* START RECORDS PROVIDED *

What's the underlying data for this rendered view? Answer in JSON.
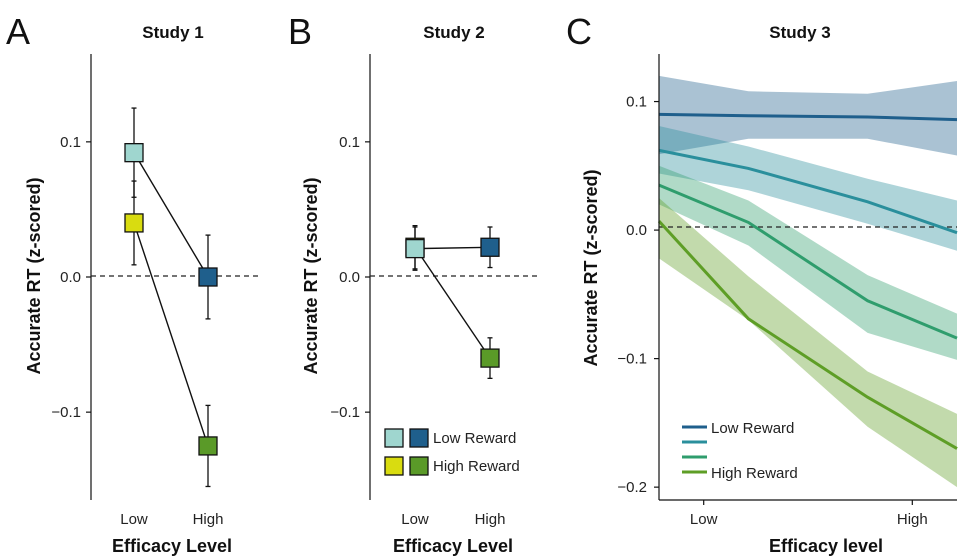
{
  "figure": {
    "panels": [
      "A",
      "B",
      "C"
    ]
  },
  "chart_data": [
    {
      "type": "line",
      "panel": "A",
      "title": "Study 1",
      "xlabel": "Efficacy Level",
      "ylabel": "Accurate RT (z-scored)",
      "categories": [
        "Low",
        "High"
      ],
      "ylim": [
        -0.165,
        0.165
      ],
      "yticks": [
        -0.1,
        0.0,
        0.1
      ],
      "ytick_labels": [
        "−0.1",
        "0.0",
        "0.1"
      ],
      "zero_line": true,
      "series": [
        {
          "color_low": "#9fd6cf",
          "color_high": "#1f5f8c",
          "values": [
            0.092,
            0.0
          ],
          "errors": [
            0.033,
            0.031
          ]
        },
        {
          "color_low": "#d9dc10",
          "color_high": "#5a9a28",
          "values": [
            0.04,
            -0.125
          ],
          "errors": [
            0.031,
            0.03
          ]
        }
      ]
    },
    {
      "type": "line",
      "panel": "B",
      "title": "Study 2",
      "xlabel": "Efficacy Level",
      "ylabel": "Accurate RT (z-scored)",
      "categories": [
        "Low",
        "High"
      ],
      "ylim": [
        -0.165,
        0.165
      ],
      "yticks": [
        -0.1,
        0.0,
        0.1
      ],
      "ytick_labels": [
        "−0.1",
        "0.0",
        "0.1"
      ],
      "zero_line": true,
      "series": [
        {
          "color_low": "#9fd6cf",
          "color_high": "#1f5f8c",
          "values": [
            0.021,
            0.022
          ],
          "errors": [
            0.016,
            0.015
          ]
        },
        {
          "color_low": "#d9dc10",
          "color_high": "#5a9a28",
          "values": [
            0.022,
            -0.06
          ],
          "errors": [
            0.016,
            0.015
          ]
        }
      ],
      "legend": {
        "placement": "bottom-right",
        "entries": [
          {
            "label": "Low Reward",
            "colors": [
              "#9fd6cf",
              "#1f5f8c"
            ]
          },
          {
            "label": "High Reward",
            "colors": [
              "#d9dc10",
              "#5a9a28"
            ]
          }
        ]
      }
    },
    {
      "type": "area",
      "panel": "C",
      "title": "Study 3",
      "xlabel": "Efficacy level",
      "ylabel": "Accurate RT (z-scored)",
      "xlim": [
        0,
        1
      ],
      "xticks": [
        0.15,
        0.85
      ],
      "xtick_labels": [
        "Low",
        "High"
      ],
      "ylim": [
        -0.21,
        0.137
      ],
      "yticks": [
        -0.2,
        -0.1,
        0.0,
        0.1
      ],
      "ytick_labels": [
        "−0.2",
        "−0.1",
        "0.0",
        "0.1"
      ],
      "zero_line": true,
      "series": [
        {
          "color": "#1f5f8c",
          "x": [
            0,
            0.3,
            0.7,
            1
          ],
          "y": [
            0.09,
            0.089,
            0.088,
            0.086
          ],
          "lower": [
            0.059,
            0.071,
            0.071,
            0.058
          ],
          "upper": [
            0.12,
            0.108,
            0.106,
            0.116
          ]
        },
        {
          "color": "#2a8f9c",
          "x": [
            0,
            0.3,
            0.7,
            1
          ],
          "y": [
            0.062,
            0.048,
            0.022,
            -0.002
          ],
          "lower": [
            0.044,
            0.031,
            0.005,
            -0.016
          ],
          "upper": [
            0.081,
            0.065,
            0.04,
            0.023
          ]
        },
        {
          "color": "#2f9d6d",
          "x": [
            0,
            0.3,
            0.7,
            1
          ],
          "y": [
            0.035,
            0.006,
            -0.055,
            -0.084
          ],
          "lower": [
            0.02,
            -0.012,
            -0.08,
            -0.101
          ],
          "upper": [
            0.05,
            0.023,
            -0.035,
            -0.065
          ]
        },
        {
          "color": "#5e9e26",
          "x": [
            0,
            0.3,
            0.7,
            1
          ],
          "y": [
            0.007,
            -0.069,
            -0.13,
            -0.17
          ],
          "lower": [
            -0.022,
            -0.07,
            -0.153,
            -0.2
          ],
          "upper": [
            0.025,
            -0.036,
            -0.11,
            -0.143
          ]
        }
      ],
      "legend": {
        "placement": "bottom-left",
        "entries": [
          {
            "label": "Low Reward",
            "color": "#1f5f8c"
          },
          {
            "label": "",
            "color": "#2a8f9c"
          },
          {
            "label": "",
            "color": "#2f9d6d"
          },
          {
            "label": "High Reward",
            "color": "#5e9e26"
          }
        ]
      }
    }
  ]
}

* END RECORDS PROVIDED *

◆ TO BE DONE ◆
Except for the pictures, copy every line of the records above exactly.

◆ SOLUTION ◆
What's the underlying data for this rendered view? Answer in JSON.
{
  "figure": {
    "panels": [
      "A",
      "B",
      "C"
    ]
  },
  "chart_data": [
    {
      "type": "line",
      "panel": "A",
      "title": "Study 1",
      "xlabel": "Efficacy Level",
      "ylabel": "Accurate RT (z-scored)",
      "categories": [
        "Low",
        "High"
      ],
      "ylim": [
        -0.165,
        0.165
      ],
      "yticks": [
        -0.1,
        0.0,
        0.1
      ],
      "ytick_labels": [
        "−0.1",
        "0.0",
        "0.1"
      ],
      "zero_line": true,
      "series": [
        {
          "color_low": "#9fd6cf",
          "color_high": "#1f5f8c",
          "values": [
            0.092,
            0.0
          ],
          "errors": [
            0.033,
            0.031
          ]
        },
        {
          "color_low": "#d9dc10",
          "color_high": "#5a9a28",
          "values": [
            0.04,
            -0.125
          ],
          "errors": [
            0.031,
            0.03
          ]
        }
      ]
    },
    {
      "type": "line",
      "panel": "B",
      "title": "Study 2",
      "xlabel": "Efficacy Level",
      "ylabel": "Accurate RT (z-scored)",
      "categories": [
        "Low",
        "High"
      ],
      "ylim": [
        -0.165,
        0.165
      ],
      "yticks": [
        -0.1,
        0.0,
        0.1
      ],
      "ytick_labels": [
        "−0.1",
        "0.0",
        "0.1"
      ],
      "zero_line": true,
      "series": [
        {
          "color_low": "#9fd6cf",
          "color_high": "#1f5f8c",
          "values": [
            0.021,
            0.022
          ],
          "errors": [
            0.016,
            0.015
          ]
        },
        {
          "color_low": "#d9dc10",
          "color_high": "#5a9a28",
          "values": [
            0.022,
            -0.06
          ],
          "errors": [
            0.016,
            0.015
          ]
        }
      ],
      "legend": {
        "placement": "bottom-right",
        "entries": [
          {
            "label": "Low Reward",
            "colors": [
              "#9fd6cf",
              "#1f5f8c"
            ]
          },
          {
            "label": "High Reward",
            "colors": [
              "#d9dc10",
              "#5a9a28"
            ]
          }
        ]
      }
    },
    {
      "type": "area",
      "panel": "C",
      "title": "Study 3",
      "xlabel": "Efficacy level",
      "ylabel": "Accurate RT (z-scored)",
      "xlim": [
        0,
        1
      ],
      "xticks": [
        0.15,
        0.85
      ],
      "xtick_labels": [
        "Low",
        "High"
      ],
      "ylim": [
        -0.21,
        0.137
      ],
      "yticks": [
        -0.2,
        -0.1,
        0.0,
        0.1
      ],
      "ytick_labels": [
        "−0.2",
        "−0.1",
        "0.0",
        "0.1"
      ],
      "zero_line": true,
      "series": [
        {
          "color": "#1f5f8c",
          "x": [
            0,
            0.3,
            0.7,
            1
          ],
          "y": [
            0.09,
            0.089,
            0.088,
            0.086
          ],
          "lower": [
            0.059,
            0.071,
            0.071,
            0.058
          ],
          "upper": [
            0.12,
            0.108,
            0.106,
            0.116
          ]
        },
        {
          "color": "#2a8f9c",
          "x": [
            0,
            0.3,
            0.7,
            1
          ],
          "y": [
            0.062,
            0.048,
            0.022,
            -0.002
          ],
          "lower": [
            0.044,
            0.031,
            0.005,
            -0.016
          ],
          "upper": [
            0.081,
            0.065,
            0.04,
            0.023
          ]
        },
        {
          "color": "#2f9d6d",
          "x": [
            0,
            0.3,
            0.7,
            1
          ],
          "y": [
            0.035,
            0.006,
            -0.055,
            -0.084
          ],
          "lower": [
            0.02,
            -0.012,
            -0.08,
            -0.101
          ],
          "upper": [
            0.05,
            0.023,
            -0.035,
            -0.065
          ]
        },
        {
          "color": "#5e9e26",
          "x": [
            0,
            0.3,
            0.7,
            1
          ],
          "y": [
            0.007,
            -0.069,
            -0.13,
            -0.17
          ],
          "lower": [
            -0.022,
            -0.07,
            -0.153,
            -0.2
          ],
          "upper": [
            0.025,
            -0.036,
            -0.11,
            -0.143
          ]
        }
      ],
      "legend": {
        "placement": "bottom-left",
        "entries": [
          {
            "label": "Low Reward",
            "color": "#1f5f8c"
          },
          {
            "label": "",
            "color": "#2a8f9c"
          },
          {
            "label": "",
            "color": "#2f9d6d"
          },
          {
            "label": "High Reward",
            "color": "#5e9e26"
          }
        ]
      }
    }
  ]
}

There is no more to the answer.